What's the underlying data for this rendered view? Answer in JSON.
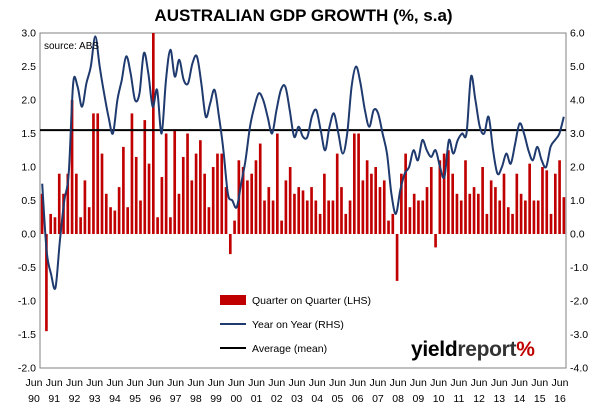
{
  "chart_data": {
    "type": "bar",
    "title": "AUSTRALIAN GDP GROWTH (%, s.a)",
    "source_note": "source: ABS",
    "y_left_range": [
      -2.0,
      3.0
    ],
    "y_left_ticks": [
      "-2.0",
      "-1.5",
      "-1.0",
      "-0.5",
      "0.0",
      "0.5",
      "1.0",
      "1.5",
      "2.0",
      "2.5",
      "3.0"
    ],
    "y_right_range": [
      -4.0,
      6.0
    ],
    "y_right_ticks": [
      "-4.0",
      "-3.0",
      "-2.0",
      "-1.0",
      "0.0",
      "1.0",
      "2.0",
      "3.0",
      "4.0",
      "5.0",
      "6.0"
    ],
    "x_tick_months": [
      "Jun",
      "Jun",
      "Jun",
      "Jun",
      "Jun",
      "Jun",
      "Jun",
      "Jun",
      "Jun",
      "Jun",
      "Jun",
      "Jun",
      "Jun",
      "Jun",
      "Jun",
      "Jun",
      "Jun",
      "Jun",
      "Jun",
      "Jun",
      "Jun",
      "Jun",
      "Jun",
      "Jun",
      "Jun",
      "Jun",
      "Jun"
    ],
    "x_tick_years": [
      "90",
      "91",
      "92",
      "93",
      "94",
      "95",
      "96",
      "97",
      "98",
      "99",
      "00",
      "01",
      "02",
      "03",
      "04",
      "05",
      "06",
      "07",
      "08",
      "09",
      "10",
      "11",
      "12",
      "13",
      "14",
      "15",
      "16"
    ],
    "legend": [
      {
        "label": "Quarter on Quarter (LHS)",
        "color": "#c00000",
        "kind": "bar"
      },
      {
        "label": "Year on Year (RHS)",
        "color": "#1f3a6e",
        "kind": "line"
      },
      {
        "label": "Average (mean)",
        "color": "#000000",
        "kind": "hline"
      }
    ],
    "average_value_lhs": 1.55,
    "series": [
      {
        "name": "Quarter on Quarter (LHS)",
        "axis": "left",
        "values": [
          0.6,
          -1.45,
          0.3,
          0.25,
          0.9,
          0.6,
          0.9,
          2.0,
          0.9,
          0.25,
          0.8,
          0.4,
          1.8,
          1.8,
          1.2,
          0.6,
          0.4,
          0.35,
          0.7,
          1.3,
          0.4,
          1.8,
          1.15,
          0.5,
          1.7,
          1.05,
          3.0,
          0.25,
          0.85,
          1.5,
          0.25,
          1.55,
          0.6,
          1.15,
          1.5,
          0.8,
          1.2,
          1.4,
          0.9,
          0.4,
          1.0,
          1.2,
          1.2,
          0.7,
          -0.3,
          0.2,
          1.1,
          1.0,
          0.8,
          0.9,
          1.1,
          1.35,
          0.5,
          0.7,
          0.5,
          1.5,
          0.2,
          0.8,
          1.0,
          0.6,
          0.7,
          0.65,
          0.5,
          0.7,
          0.5,
          0.3,
          0.9,
          0.5,
          0.5,
          1.2,
          0.7,
          0.3,
          0.5,
          1.5,
          1.5,
          0.8,
          1.1,
          0.9,
          1.0,
          0.7,
          0.8,
          0.2,
          0.3,
          -0.7,
          0.9,
          1.2,
          0.4,
          0.6,
          0.5,
          0.5,
          0.7,
          1.0,
          -0.2,
          1.1,
          1.2,
          1.25,
          0.9,
          0.6,
          0.5,
          1.1,
          0.6,
          0.7,
          0.6,
          1.0,
          0.3,
          0.8,
          0.7,
          0.5,
          0.9,
          0.4,
          0.3,
          0.9,
          0.6,
          0.5,
          1.05,
          0.5,
          0.5,
          1.0,
          0.95,
          0.3,
          0.9,
          1.1,
          0.55
        ]
      },
      {
        "name": "Year on Year (RHS)",
        "axis": "right",
        "values": [
          1.5,
          -0.5,
          -1.2,
          -1.6,
          -0.2,
          1.0,
          1.8,
          4.5,
          4.4,
          3.8,
          4.5,
          5.0,
          5.9,
          5.0,
          4.2,
          3.5,
          3.0,
          4.0,
          4.6,
          5.3,
          4.8,
          4.0,
          4.2,
          5.4,
          4.8,
          3.8,
          4.3,
          3.0,
          4.6,
          5.5,
          4.7,
          5.2,
          4.6,
          4.5,
          5.1,
          5.3,
          4.5,
          3.5,
          3.9,
          4.3,
          3.5,
          2.5,
          1.2,
          1.0,
          0.8,
          1.5,
          2.2,
          3.2,
          3.8,
          4.2,
          4.0,
          3.5,
          3.0,
          3.7,
          4.3,
          4.4,
          3.7,
          2.9,
          3.2,
          2.9,
          2.9,
          3.5,
          3.7,
          3.1,
          2.5,
          3.2,
          3.6,
          3.0,
          2.4,
          3.0,
          4.4,
          5.0,
          4.5,
          3.7,
          3.2,
          3.7,
          3.6,
          3.0,
          2.4,
          1.2,
          0.6,
          1.3,
          1.8,
          2.0,
          2.5,
          2.2,
          2.8,
          2.5,
          2.3,
          2.5,
          2.0,
          1.7,
          2.8,
          2.4,
          2.8,
          3.0,
          3.0,
          4.7,
          4.0,
          3.2,
          3.0,
          3.5,
          2.5,
          1.8,
          2.0,
          2.4,
          2.1,
          2.7,
          3.3,
          3.0,
          2.5,
          2.2,
          2.6,
          2.2,
          2.0,
          2.6,
          2.8,
          3.0,
          3.5
        ]
      }
    ]
  },
  "logo": {
    "part1": "yield",
    "part2": "report",
    "part3": "%"
  }
}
* * * * * * * * *
Required task
Your copy of the data above should match it exactly, except that pictures are left out.

Written reply
What's the underlying data for this rendered view? Answer in JSON.
{
  "chart_data": {
    "type": "bar",
    "title": "AUSTRALIAN GDP GROWTH (%, s.a)",
    "source_note": "source: ABS",
    "y_left_range": [
      -2.0,
      3.0
    ],
    "y_left_ticks": [
      "-2.0",
      "-1.5",
      "-1.0",
      "-0.5",
      "0.0",
      "0.5",
      "1.0",
      "1.5",
      "2.0",
      "2.5",
      "3.0"
    ],
    "y_right_range": [
      -4.0,
      6.0
    ],
    "y_right_ticks": [
      "-4.0",
      "-3.0",
      "-2.0",
      "-1.0",
      "0.0",
      "1.0",
      "2.0",
      "3.0",
      "4.0",
      "5.0",
      "6.0"
    ],
    "x_tick_months": [
      "Jun",
      "Jun",
      "Jun",
      "Jun",
      "Jun",
      "Jun",
      "Jun",
      "Jun",
      "Jun",
      "Jun",
      "Jun",
      "Jun",
      "Jun",
      "Jun",
      "Jun",
      "Jun",
      "Jun",
      "Jun",
      "Jun",
      "Jun",
      "Jun",
      "Jun",
      "Jun",
      "Jun",
      "Jun",
      "Jun",
      "Jun"
    ],
    "x_tick_years": [
      "90",
      "91",
      "92",
      "93",
      "94",
      "95",
      "96",
      "97",
      "98",
      "99",
      "00",
      "01",
      "02",
      "03",
      "04",
      "05",
      "06",
      "07",
      "08",
      "09",
      "10",
      "11",
      "12",
      "13",
      "14",
      "15",
      "16"
    ],
    "legend": [
      {
        "label": "Quarter on Quarter (LHS)",
        "color": "#c00000",
        "kind": "bar"
      },
      {
        "label": "Year on Year (RHS)",
        "color": "#1f3a6e",
        "kind": "line"
      },
      {
        "label": "Average (mean)",
        "color": "#000000",
        "kind": "hline"
      }
    ],
    "average_value_lhs": 1.55,
    "series": [
      {
        "name": "Quarter on Quarter (LHS)",
        "axis": "left",
        "values": [
          0.6,
          -1.45,
          0.3,
          0.25,
          0.9,
          0.6,
          0.9,
          2.0,
          0.9,
          0.25,
          0.8,
          0.4,
          1.8,
          1.8,
          1.2,
          0.6,
          0.4,
          0.35,
          0.7,
          1.3,
          0.4,
          1.8,
          1.15,
          0.5,
          1.7,
          1.05,
          3.0,
          0.25,
          0.85,
          1.5,
          0.25,
          1.55,
          0.6,
          1.15,
          1.5,
          0.8,
          1.2,
          1.4,
          0.9,
          0.4,
          1.0,
          1.2,
          1.2,
          0.7,
          -0.3,
          0.2,
          1.1,
          1.0,
          0.8,
          0.9,
          1.1,
          1.35,
          0.5,
          0.7,
          0.5,
          1.5,
          0.2,
          0.8,
          1.0,
          0.6,
          0.7,
          0.65,
          0.5,
          0.7,
          0.5,
          0.3,
          0.9,
          0.5,
          0.5,
          1.2,
          0.7,
          0.3,
          0.5,
          1.5,
          1.5,
          0.8,
          1.1,
          0.9,
          1.0,
          0.7,
          0.8,
          0.2,
          0.3,
          -0.7,
          0.9,
          1.2,
          0.4,
          0.6,
          0.5,
          0.5,
          0.7,
          1.0,
          -0.2,
          1.1,
          1.2,
          1.25,
          0.9,
          0.6,
          0.5,
          1.1,
          0.6,
          0.7,
          0.6,
          1.0,
          0.3,
          0.8,
          0.7,
          0.5,
          0.9,
          0.4,
          0.3,
          0.9,
          0.6,
          0.5,
          1.05,
          0.5,
          0.5,
          1.0,
          0.95,
          0.3,
          0.9,
          1.1,
          0.55
        ]
      },
      {
        "name": "Year on Year (RHS)",
        "axis": "right",
        "values": [
          1.5,
          -0.5,
          -1.2,
          -1.6,
          -0.2,
          1.0,
          1.8,
          4.5,
          4.4,
          3.8,
          4.5,
          5.0,
          5.9,
          5.0,
          4.2,
          3.5,
          3.0,
          4.0,
          4.6,
          5.3,
          4.8,
          4.0,
          4.2,
          5.4,
          4.8,
          3.8,
          4.3,
          3.0,
          4.6,
          5.5,
          4.7,
          5.2,
          4.6,
          4.5,
          5.1,
          5.3,
          4.5,
          3.5,
          3.9,
          4.3,
          3.5,
          2.5,
          1.2,
          1.0,
          0.8,
          1.5,
          2.2,
          3.2,
          3.8,
          4.2,
          4.0,
          3.5,
          3.0,
          3.7,
          4.3,
          4.4,
          3.7,
          2.9,
          3.2,
          2.9,
          2.9,
          3.5,
          3.7,
          3.1,
          2.5,
          3.2,
          3.6,
          3.0,
          2.4,
          3.0,
          4.4,
          5.0,
          4.5,
          3.7,
          3.2,
          3.7,
          3.6,
          3.0,
          2.4,
          1.2,
          0.6,
          1.3,
          1.8,
          2.0,
          2.5,
          2.2,
          2.8,
          2.5,
          2.3,
          2.5,
          2.0,
          1.7,
          2.8,
          2.4,
          2.8,
          3.0,
          3.0,
          4.7,
          4.0,
          3.2,
          3.0,
          3.5,
          2.5,
          1.8,
          2.0,
          2.4,
          2.1,
          2.7,
          3.3,
          3.0,
          2.5,
          2.2,
          2.6,
          2.2,
          2.0,
          2.6,
          2.8,
          3.0,
          3.5
        ]
      }
    ]
  },
  "logo": {
    "part1": "yield",
    "part2": "report",
    "part3": "%"
  }
}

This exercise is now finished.